Return the records word for word. Any pictures in them are not part of the copy.

— BEGIN MATERIAL PROVIDED —

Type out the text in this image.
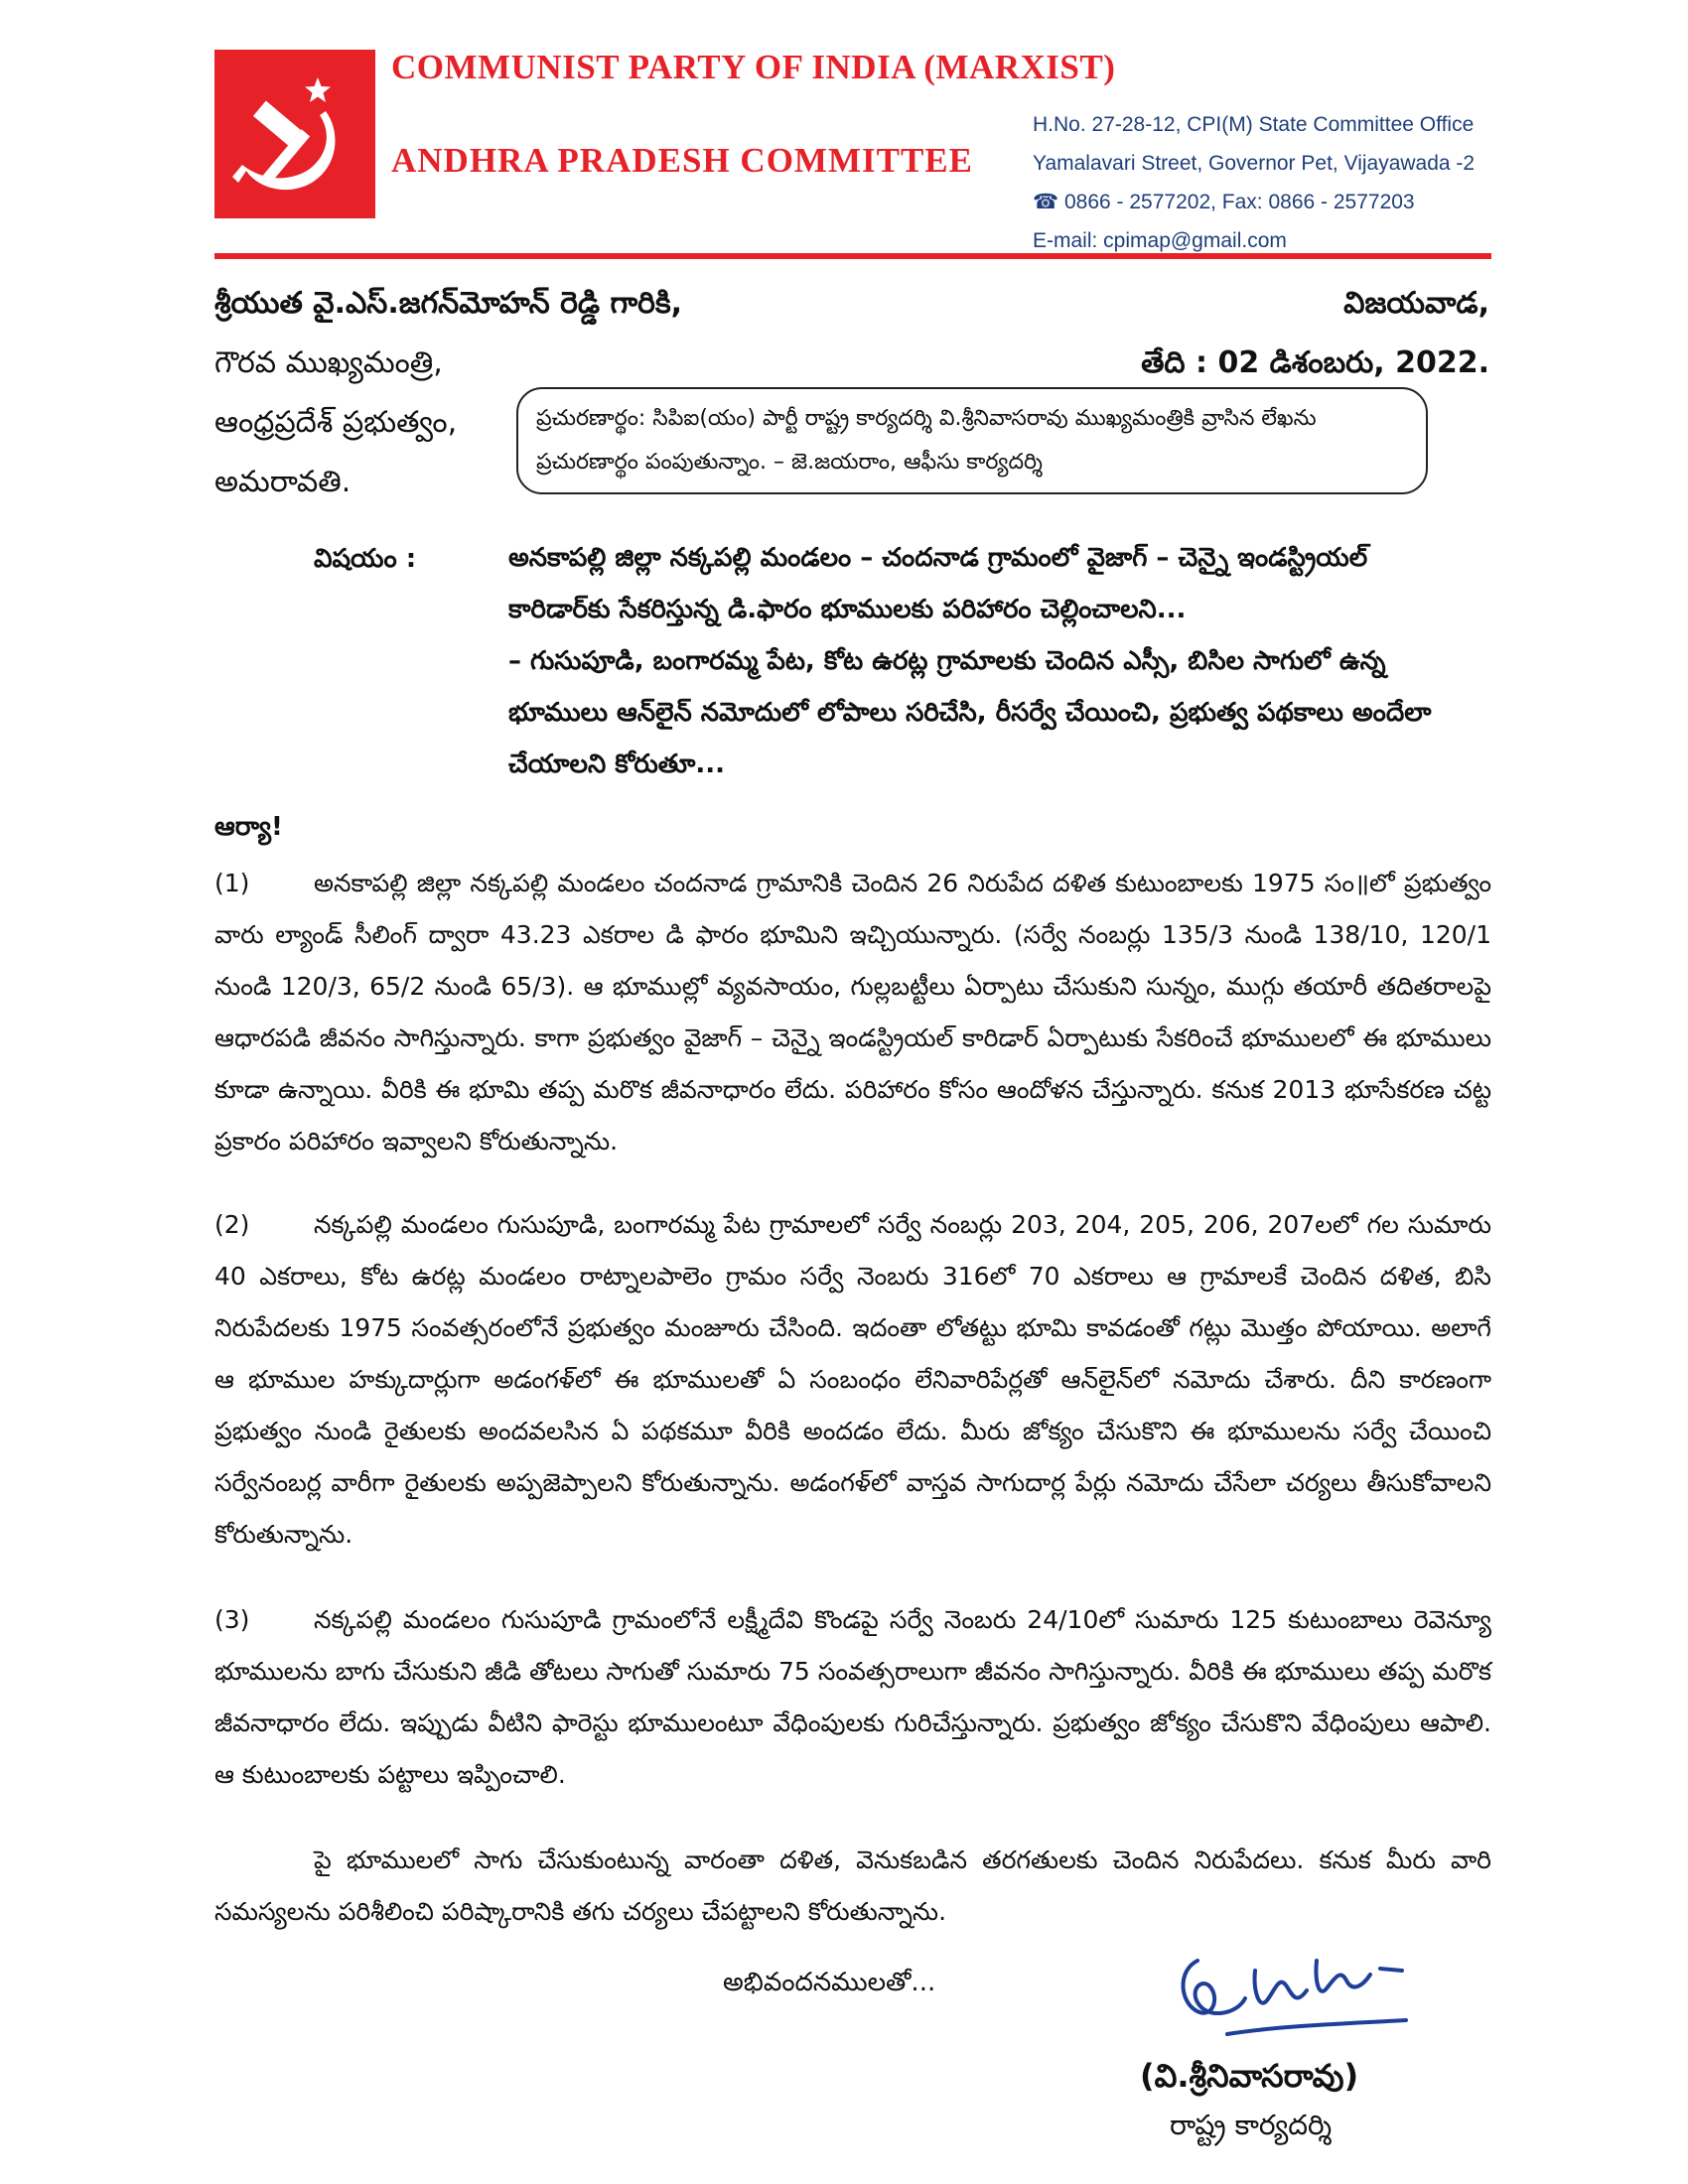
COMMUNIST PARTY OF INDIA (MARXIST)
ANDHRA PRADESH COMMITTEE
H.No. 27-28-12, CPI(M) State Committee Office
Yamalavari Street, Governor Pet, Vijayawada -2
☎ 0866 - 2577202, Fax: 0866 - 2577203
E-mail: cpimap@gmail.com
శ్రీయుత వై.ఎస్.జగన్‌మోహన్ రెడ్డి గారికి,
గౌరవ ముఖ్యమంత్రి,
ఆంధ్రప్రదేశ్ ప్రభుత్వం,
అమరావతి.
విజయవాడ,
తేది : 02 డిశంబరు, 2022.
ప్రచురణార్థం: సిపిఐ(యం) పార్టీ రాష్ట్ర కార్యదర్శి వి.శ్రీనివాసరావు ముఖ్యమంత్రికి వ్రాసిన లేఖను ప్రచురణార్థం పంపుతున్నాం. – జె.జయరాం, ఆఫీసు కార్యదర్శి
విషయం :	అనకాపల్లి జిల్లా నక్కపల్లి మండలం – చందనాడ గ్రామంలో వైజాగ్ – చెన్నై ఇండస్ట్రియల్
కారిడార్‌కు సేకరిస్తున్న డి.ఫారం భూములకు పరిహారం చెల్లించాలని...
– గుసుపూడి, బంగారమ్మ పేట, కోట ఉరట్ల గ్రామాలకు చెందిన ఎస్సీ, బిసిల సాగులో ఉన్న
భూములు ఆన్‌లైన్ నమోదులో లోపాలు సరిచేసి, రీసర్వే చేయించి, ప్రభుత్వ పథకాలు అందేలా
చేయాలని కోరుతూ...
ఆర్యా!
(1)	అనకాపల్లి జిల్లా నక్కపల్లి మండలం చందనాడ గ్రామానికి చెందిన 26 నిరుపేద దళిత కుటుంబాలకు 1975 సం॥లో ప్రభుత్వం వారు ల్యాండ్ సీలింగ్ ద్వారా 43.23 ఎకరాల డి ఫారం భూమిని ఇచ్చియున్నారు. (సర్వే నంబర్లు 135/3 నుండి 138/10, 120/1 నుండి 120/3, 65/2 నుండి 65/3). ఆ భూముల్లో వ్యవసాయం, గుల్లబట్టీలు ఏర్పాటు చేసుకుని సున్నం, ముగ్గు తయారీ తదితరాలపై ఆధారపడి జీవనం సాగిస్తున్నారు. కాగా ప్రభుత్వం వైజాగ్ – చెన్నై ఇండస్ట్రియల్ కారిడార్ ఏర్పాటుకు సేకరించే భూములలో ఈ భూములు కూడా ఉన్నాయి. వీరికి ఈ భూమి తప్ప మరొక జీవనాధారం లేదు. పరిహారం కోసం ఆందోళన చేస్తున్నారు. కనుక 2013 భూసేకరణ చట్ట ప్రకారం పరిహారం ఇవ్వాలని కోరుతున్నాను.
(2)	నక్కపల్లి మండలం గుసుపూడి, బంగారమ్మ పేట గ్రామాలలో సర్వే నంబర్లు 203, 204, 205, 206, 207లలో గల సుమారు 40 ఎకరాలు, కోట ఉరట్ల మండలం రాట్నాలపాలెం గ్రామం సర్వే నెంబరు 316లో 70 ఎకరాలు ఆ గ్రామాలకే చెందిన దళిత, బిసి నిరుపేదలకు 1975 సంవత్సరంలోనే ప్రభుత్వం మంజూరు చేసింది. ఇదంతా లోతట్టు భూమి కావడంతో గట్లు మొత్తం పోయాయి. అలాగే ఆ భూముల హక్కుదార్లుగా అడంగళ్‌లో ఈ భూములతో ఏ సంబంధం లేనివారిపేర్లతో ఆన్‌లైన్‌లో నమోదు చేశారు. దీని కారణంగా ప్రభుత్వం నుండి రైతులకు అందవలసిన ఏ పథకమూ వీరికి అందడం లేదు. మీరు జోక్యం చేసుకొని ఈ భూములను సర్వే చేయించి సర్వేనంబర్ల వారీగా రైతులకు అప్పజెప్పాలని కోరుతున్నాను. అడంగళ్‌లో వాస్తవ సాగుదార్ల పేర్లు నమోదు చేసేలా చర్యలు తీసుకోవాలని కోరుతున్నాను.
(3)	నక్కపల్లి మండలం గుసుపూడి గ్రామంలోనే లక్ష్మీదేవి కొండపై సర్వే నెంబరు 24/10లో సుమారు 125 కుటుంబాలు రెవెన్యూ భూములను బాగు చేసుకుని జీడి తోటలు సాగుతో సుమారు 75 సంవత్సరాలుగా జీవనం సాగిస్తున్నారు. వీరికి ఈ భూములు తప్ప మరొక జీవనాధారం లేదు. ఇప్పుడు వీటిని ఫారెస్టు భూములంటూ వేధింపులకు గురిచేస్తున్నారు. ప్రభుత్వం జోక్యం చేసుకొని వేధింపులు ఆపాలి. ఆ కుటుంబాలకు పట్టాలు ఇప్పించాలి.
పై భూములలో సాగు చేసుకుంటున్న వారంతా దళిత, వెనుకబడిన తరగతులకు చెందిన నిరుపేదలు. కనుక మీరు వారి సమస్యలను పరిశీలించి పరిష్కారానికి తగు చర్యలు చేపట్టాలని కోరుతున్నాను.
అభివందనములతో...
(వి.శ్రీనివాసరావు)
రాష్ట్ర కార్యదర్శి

— END MATERIAL PROVIDED —

ANSWER IN FULL ->
Type out the text in this image.
COMMUNIST PARTY OF INDIA (MARXIST)
ANDHRA PRADESH COMMITTEE
H.No. 27-28-12, CPI(M) State Committee Office
Yamalavari Street, Governor Pet, Vijayawada -2
☎ 0866 - 2577202, Fax: 0866 - 2577203
E-mail: cpimap@gmail.com
శ్రీయుత వై.ఎస్.జగన్‌మోహన్ రెడ్డి గారికి,
గౌరవ ముఖ్యమంత్రి,
ఆంధ్రప్రదేశ్ ప్రభుత్వం,
అమరావతి.
విజయవాడ,
తేది : 02 డిశంబరు, 2022.
ప్రచురణార్థం: సిపిఐ(యం) పార్టీ రాష్ట్ర కార్యదర్శి వి.శ్రీనివాసరావు ముఖ్యమంత్రికి వ్రాసిన లేఖను ప్రచురణార్థం పంపుతున్నాం. – జె.జయరాం, ఆఫీసు కార్యదర్శి
విషయం :	అనకాపల్లి జిల్లా నక్కపల్లి మండలం – చందనాడ గ్రామంలో వైజాగ్ – చెన్నై ఇండస్ట్రియల్
కారిడార్‌కు సేకరిస్తున్న డి.ఫారం భూములకు పరిహారం చెల్లించాలని...
– గుసుపూడి, బంగారమ్మ పేట, కోట ఉరట్ల గ్రామాలకు చెందిన ఎస్సీ, బిసిల సాగులో ఉన్న
భూములు ఆన్‌లైన్ నమోదులో లోపాలు సరిచేసి, రీసర్వే చేయించి, ప్రభుత్వ పథకాలు అందేలా
చేయాలని కోరుతూ...
ఆర్యా!
(1)	అనకాపల్లి జిల్లా నక్కపల్లి మండలం చందనాడ గ్రామానికి చెందిన 26 నిరుపేద దళిత కుటుంబాలకు 1975 సం॥లో ప్రభుత్వం వారు ల్యాండ్ సీలింగ్ ద్వారా 43.23 ఎకరాల డి ఫారం భూమిని ఇచ్చియున్నారు. (సర్వే నంబర్లు 135/3 నుండి 138/10, 120/1 నుండి 120/3, 65/2 నుండి 65/3). ఆ భూముల్లో వ్యవసాయం, గుల్లబట్టీలు ఏర్పాటు చేసుకుని సున్నం, ముగ్గు తయారీ తదితరాలపై ఆధారపడి జీవనం సాగిస్తున్నారు. కాగా ప్రభుత్వం వైజాగ్ – చెన్నై ఇండస్ట్రియల్ కారిడార్ ఏర్పాటుకు సేకరించే భూములలో ఈ భూములు కూడా ఉన్నాయి. వీరికి ఈ భూమి తప్ప మరొక జీవనాధారం లేదు. పరిహారం కోసం ఆందోళన చేస్తున్నారు. కనుక 2013 భూసేకరణ చట్ట ప్రకారం పరిహారం ఇవ్వాలని కోరుతున్నాను.
(2)	నక్కపల్లి మండలం గుసుపూడి, బంగారమ్మ పేట గ్రామాలలో సర్వే నంబర్లు 203, 204, 205, 206, 207లలో గల సుమారు 40 ఎకరాలు, కోట ఉరట్ల మండలం రాట్నాలపాలెం గ్రామం సర్వే నెంబరు 316లో 70 ఎకరాలు ఆ గ్రామాలకే చెందిన దళిత, బిసి నిరుపేదలకు 1975 సంవత్సరంలోనే ప్రభుత్వం మంజూరు చేసింది. ఇదంతా లోతట్టు భూమి కావడంతో గట్లు మొత్తం పోయాయి. అలాగే ఆ భూముల హక్కుదార్లుగా అడంగళ్‌లో ఈ భూములతో ఏ సంబంధం లేనివారిపేర్లతో ఆన్‌లైన్‌లో నమోదు చేశారు. దీని కారణంగా ప్రభుత్వం నుండి రైతులకు అందవలసిన ఏ పథకమూ వీరికి అందడం లేదు. మీరు జోక్యం చేసుకొని ఈ భూములను సర్వే చేయించి సర్వేనంబర్ల వారీగా రైతులకు అప్పజెప్పాలని కోరుతున్నాను. అడంగళ్‌లో వాస్తవ సాగుదార్ల పేర్లు నమోదు చేసేలా చర్యలు తీసుకోవాలని కోరుతున్నాను.
(3)	నక్కపల్లి మండలం గుసుపూడి గ్రామంలోనే లక్ష్మీదేవి కొండపై సర్వే నెంబరు 24/10లో సుమారు 125 కుటుంబాలు రెవెన్యూ భూములను బాగు చేసుకుని జీడి తోటలు సాగుతో సుమారు 75 సంవత్సరాలుగా జీవనం సాగిస్తున్నారు. వీరికి ఈ భూములు తప్ప మరొక జీవనాధారం లేదు. ఇప్పుడు వీటిని ఫారెస్టు భూములంటూ వేధింపులకు గురిచేస్తున్నారు. ప్రభుత్వం జోక్యం చేసుకొని వేధింపులు ఆపాలి. ఆ కుటుంబాలకు పట్టాలు ఇప్పించాలి.
పై భూములలో సాగు చేసుకుంటున్న వారంతా దళిత, వెనుకబడిన తరగతులకు చెందిన నిరుపేదలు. కనుక మీరు వారి సమస్యలను పరిశీలించి పరిష్కారానికి తగు చర్యలు చేపట్టాలని కోరుతున్నాను.
అభివందనములతో...
(వి.శ్రీనివాసరావు)
రాష్ట్ర కార్యదర్శి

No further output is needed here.